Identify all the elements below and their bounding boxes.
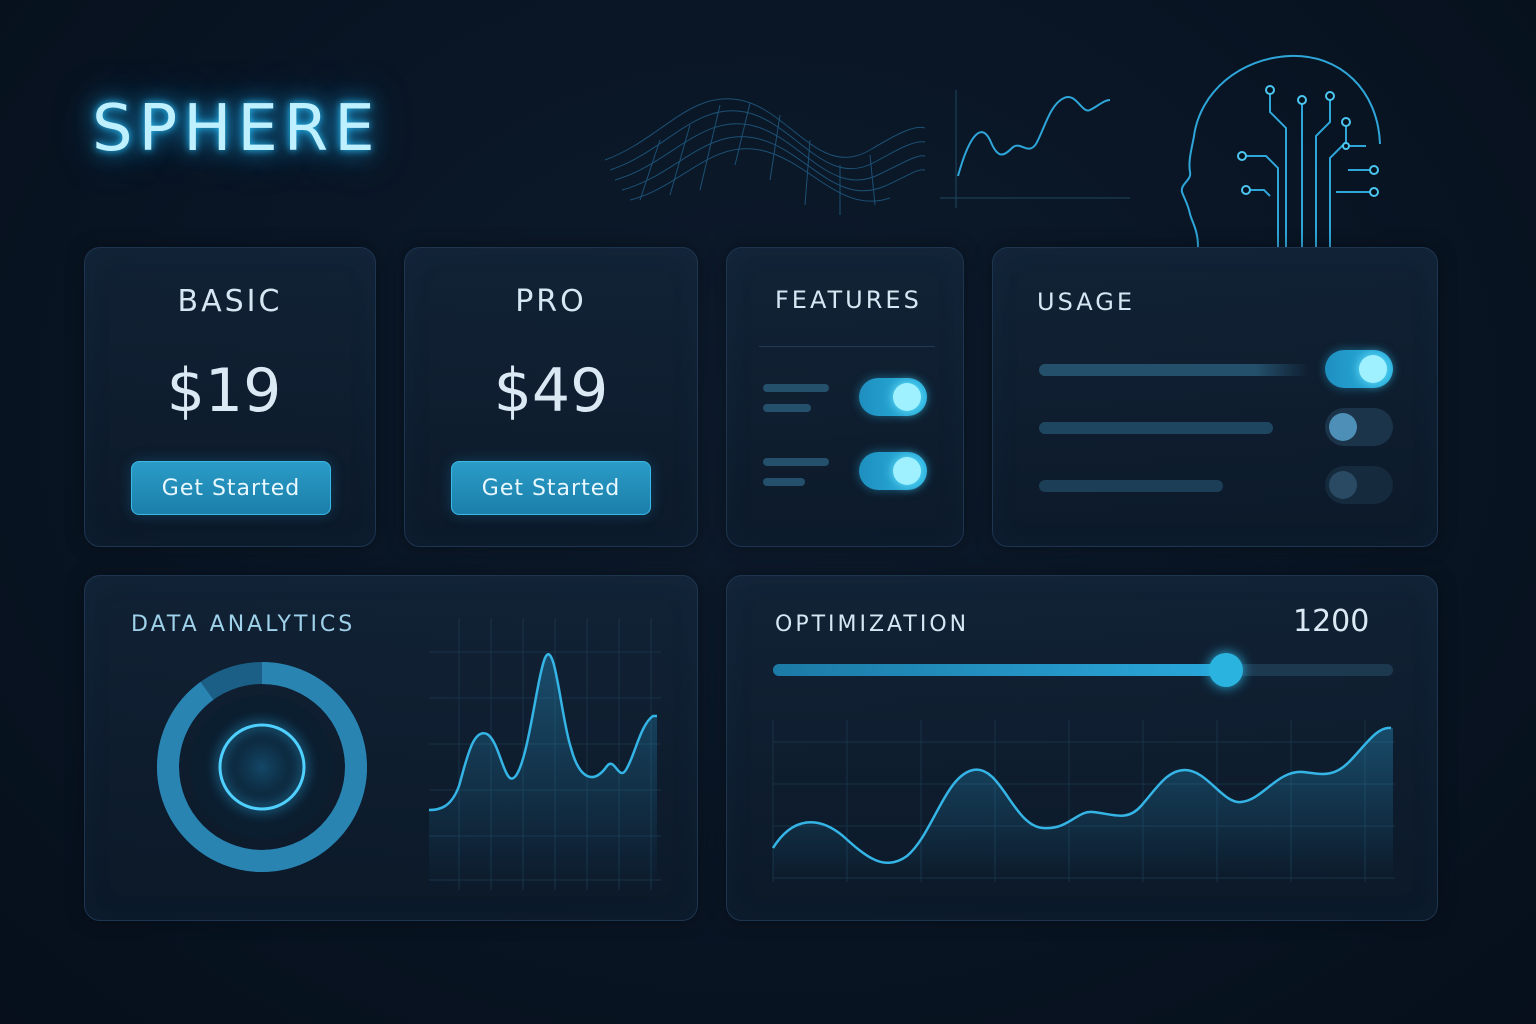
pricing-card-basic: BASIC $19 Get Started <box>84 247 376 547</box>
slider-thumb[interactable] <box>1208 653 1243 687</box>
slider-track[interactable] <box>773 653 1393 687</box>
toggle-knob <box>893 383 921 411</box>
brand-logo: SPHERE <box>92 92 381 166</box>
toggle-knob <box>1329 471 1357 499</box>
usage-toggle[interactable] <box>1325 466 1393 504</box>
plan-price: $49 <box>493 356 609 426</box>
toggle-knob <box>893 457 921 485</box>
optimization-title: OPTIMIZATION <box>775 612 970 637</box>
optimization-value: 1200 <box>1293 604 1370 639</box>
donut-ring-icon <box>157 662 367 872</box>
optimization-area-chart <box>771 720 1395 882</box>
usage-title: USAGE <box>1037 288 1136 316</box>
usage-bar <box>1039 480 1223 492</box>
feature-label-placeholder <box>763 478 805 486</box>
optimization-card: OPTIMIZATION 1200 <box>726 575 1438 921</box>
line-chart-graphic <box>940 90 1130 208</box>
feature-label-placeholder <box>763 384 829 392</box>
plan-price: $19 <box>166 356 282 426</box>
usage-bar <box>1039 364 1309 376</box>
usage-toggle[interactable] <box>1325 408 1393 446</box>
wireframe-wave-graphic <box>604 98 926 215</box>
feature-toggle[interactable] <box>859 378 927 416</box>
features-title: FEATURES <box>775 286 922 314</box>
toggle-knob <box>1329 413 1357 441</box>
pricing-card-pro: PRO $49 Get Started <box>404 247 698 547</box>
data-analytics-card: DATA ANALYTICS <box>84 575 698 921</box>
get-started-button[interactable]: Get Started <box>451 461 651 515</box>
ai-head-circuit-icon <box>1180 54 1381 248</box>
feature-toggle[interactable] <box>859 452 927 490</box>
plan-name: BASIC <box>177 284 283 319</box>
divider <box>759 346 935 347</box>
toggle-knob <box>1359 355 1387 383</box>
feature-label-placeholder <box>763 404 811 412</box>
analytics-line-chart <box>428 618 661 890</box>
features-card: FEATURES <box>726 247 964 547</box>
get-started-button[interactable]: Get Started <box>131 461 331 515</box>
usage-toggle[interactable] <box>1325 350 1393 388</box>
usage-bar <box>1039 422 1273 434</box>
analytics-title: DATA ANALYTICS <box>131 612 356 637</box>
usage-card: USAGE <box>992 247 1438 547</box>
feature-label-placeholder <box>763 458 829 466</box>
plan-name: PRO <box>515 284 587 319</box>
slider-fill <box>773 664 1226 676</box>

#### AIM:
Render each line of the data above as one string in a JSON array. Omit blank lines and the picture.

#### OUTPUT OF THE TASK:
[
  "Identify all the elements below and their bounding boxes.",
  "pricing-card-basic: BASIC $19 Get Started <box>84 247 376 547</box>",
  "slider-thumb[interactable] <box>1208 653 1243 687</box>",
  "slider-track[interactable] <box>773 653 1393 687</box>",
  "toggle-knob <box>893 383 921 411</box>",
  "brand-logo: SPHERE <box>92 92 381 166</box>",
  "toggle-knob <box>1329 471 1357 499</box>",
  "usage-toggle[interactable] <box>1325 466 1393 504</box>",
  "plan-price: $49 <box>493 356 609 426</box>",
  "toggle-knob <box>893 457 921 485</box>",
  "optimization-title: OPTIMIZATION <box>775 612 970 637</box>",
  "optimization-value: 1200 <box>1293 604 1370 639</box>",
  "donut-ring-icon <box>157 662 367 872</box>",
  "optimization-area-chart <box>771 720 1395 882</box>",
  "usage-title: USAGE <box>1037 288 1136 316</box>",
  "usage-bar <box>1039 480 1223 492</box>",
  "feature-label-placeholder <box>763 478 805 486</box>",
  "optimization-card: OPTIMIZATION 1200 <box>726 575 1438 921</box>",
  "line-chart-graphic <box>940 90 1130 208</box>",
  "feature-label-placeholder <box>763 384 829 392</box>",
  "plan-price: $19 <box>166 356 282 426</box>",
  "usage-bar <box>1039 364 1309 376</box>",
  "usage-toggle[interactable] <box>1325 408 1393 446</box>",
  "wireframe-wave-graphic <box>604 98 926 215</box>",
  "feature-toggle[interactable] <box>859 378 927 416</box>",
  "features-title: FEATURES <box>775 286 922 314</box>",
  "toggle-knob <box>1329 413 1357 441</box>",
  "pricing-card-pro: PRO $49 Get Started <box>404 247 698 547</box>",
  "data-analytics-card: DATA ANALYTICS <box>84 575 698 921</box>",
  "get-started-button[interactable]: Get Started <box>451 461 651 515</box>",
  "ai-head-circuit-icon <box>1180 54 1381 248</box>",
  "feature-toggle[interactable] <box>859 452 927 490</box>",
  "plan-name: BASIC <box>177 284 283 319</box>",
  "divider <box>759 346 935 347</box>",
  "toggle-knob <box>1359 355 1387 383</box>",
  "feature-label-placeholder <box>763 404 811 412</box>",
  "analytics-line-chart <box>428 618 661 890</box>",
  "features-card: FEATURES <box>726 247 964 547</box>",
  "get-started-button[interactable]: Get Started <box>131 461 331 515</box>",
  "usage-toggle[interactable] <box>1325 350 1393 388</box>",
  "usage-bar <box>1039 422 1273 434</box>",
  "analytics-title: DATA ANALYTICS <box>131 612 356 637</box>",
  "usage-card: USAGE <box>992 247 1438 547</box>",
  "feature-label-placeholder <box>763 458 829 466</box>",
  "plan-name: PRO <box>515 284 587 319</box>",
  "slider-fill <box>773 664 1226 676</box>"
]